Data extracted from a collection:
•••••
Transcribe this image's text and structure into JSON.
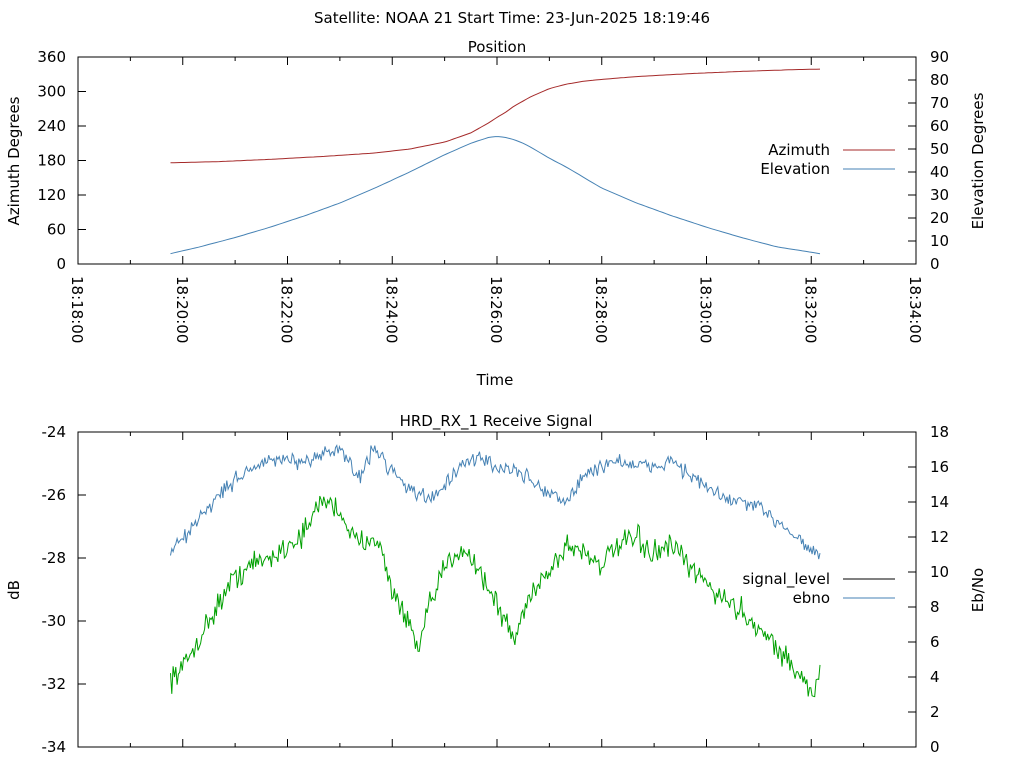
{
  "header": {
    "title": "Satellite: NOAA 21    Start Time: 23-Jun-2025 18:19:46"
  },
  "chart_data": [
    {
      "type": "line",
      "title": "Position",
      "xlabel": "Time",
      "ylabel": "Azimuth Degrees",
      "y2label": "Elevation Degrees",
      "x_ticks": [
        "18:18:00",
        "18:20:00",
        "18:22:00",
        "18:24:00",
        "18:26:00",
        "18:28:00",
        "18:30:00",
        "18:32:00",
        "18:34:00"
      ],
      "xlim": [
        0,
        960
      ],
      "ylim": [
        0,
        360
      ],
      "y_ticks": [
        0,
        60,
        120,
        180,
        240,
        300,
        360
      ],
      "y2lim": [
        0,
        90
      ],
      "y2_ticks": [
        0,
        10,
        20,
        30,
        40,
        50,
        60,
        70,
        80,
        90
      ],
      "legend_position": "right",
      "grid": false,
      "series": [
        {
          "name": "Azimuth",
          "axis": "left",
          "color": "#a52a2a",
          "x_seconds": [
            106,
            160,
            220,
            280,
            340,
            380,
            420,
            450,
            470,
            480,
            490,
            500,
            520,
            540,
            560,
            580,
            600,
            640,
            700,
            760,
            820,
            850
          ],
          "values": [
            176,
            178,
            182,
            187,
            193,
            200,
            212,
            228,
            245,
            255,
            264,
            275,
            292,
            305,
            313,
            318,
            321,
            326,
            331,
            335,
            338,
            339
          ]
        },
        {
          "name": "Elevation",
          "axis": "right",
          "color": "#4682b4",
          "x_seconds": [
            106,
            140,
            180,
            220,
            260,
            300,
            340,
            380,
            420,
            450,
            470,
            480,
            490,
            500,
            510,
            520,
            540,
            560,
            580,
            600,
            640,
            680,
            720,
            760,
            800,
            850
          ],
          "values": [
            4.5,
            7.5,
            11.5,
            16,
            21,
            26.5,
            33,
            40,
            47.5,
            52.5,
            55,
            55.5,
            55,
            54,
            52.5,
            50.5,
            46,
            42,
            37.5,
            33,
            26.5,
            21,
            16,
            11.5,
            7.5,
            4.5
          ]
        }
      ]
    },
    {
      "type": "line",
      "title": "HRD_RX_1 Receive Signal",
      "ylabel": "dB",
      "y2label": "Eb/No",
      "xlim": [
        0,
        960
      ],
      "ylim": [
        -34,
        -24
      ],
      "y_ticks": [
        -34,
        -32,
        -30,
        -28,
        -26,
        -24
      ],
      "y2lim": [
        0,
        18
      ],
      "y2_ticks": [
        0,
        2,
        4,
        6,
        8,
        10,
        12,
        14,
        16,
        18
      ],
      "legend_position": "right",
      "grid": false,
      "series": [
        {
          "name": "signal_level",
          "axis": "left",
          "color": "#00a000",
          "x_seconds": [
            106,
            120,
            140,
            160,
            180,
            200,
            220,
            240,
            260,
            280,
            300,
            320,
            340,
            360,
            380,
            390,
            400,
            420,
            440,
            460,
            480,
            500,
            520,
            540,
            560,
            580,
            600,
            620,
            640,
            660,
            680,
            700,
            720,
            740,
            760,
            780,
            800,
            820,
            840,
            850
          ],
          "values": [
            -31.8,
            -31.5,
            -30.5,
            -29.5,
            -28.6,
            -28.2,
            -28.0,
            -27.6,
            -27.2,
            -26.1,
            -26.5,
            -27.6,
            -27.2,
            -29.0,
            -30.2,
            -31.0,
            -29.8,
            -28.3,
            -27.6,
            -28.4,
            -29.5,
            -30.6,
            -29.0,
            -28.4,
            -27.6,
            -27.8,
            -28.2,
            -27.6,
            -27.4,
            -27.9,
            -27.6,
            -28.3,
            -28.8,
            -29.3,
            -29.7,
            -30.2,
            -30.8,
            -31.5,
            -32.3,
            -31.8
          ]
        },
        {
          "name": "ebno",
          "axis": "right",
          "color": "#4682b4",
          "x_seconds": [
            106,
            120,
            140,
            160,
            180,
            200,
            220,
            240,
            260,
            280,
            300,
            310,
            320,
            340,
            360,
            380,
            400,
            420,
            440,
            460,
            480,
            500,
            520,
            540,
            560,
            580,
            600,
            620,
            640,
            660,
            680,
            700,
            720,
            740,
            760,
            780,
            800,
            820,
            840,
            850
          ],
          "values": [
            11.3,
            11.8,
            13.2,
            14.3,
            15.3,
            16.0,
            16.3,
            16.5,
            16.0,
            16.9,
            17.0,
            16.4,
            15.3,
            17.1,
            15.8,
            14.8,
            14.1,
            15.0,
            16.0,
            16.6,
            16.0,
            15.8,
            15.2,
            14.5,
            14.0,
            15.5,
            16.1,
            16.4,
            16.0,
            16.0,
            16.4,
            15.6,
            14.8,
            14.2,
            14.0,
            13.6,
            13.0,
            12.2,
            11.3,
            10.8
          ]
        }
      ]
    }
  ]
}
•••••
§ TASK DESCRIPTION: List all lines holding the string "Time".

§ EXERCISE RESULT:
    "title": "Satellite: NOAA 21    Start Time: 23-Jun-2025 18:19:46"
      "xlabel": "Time",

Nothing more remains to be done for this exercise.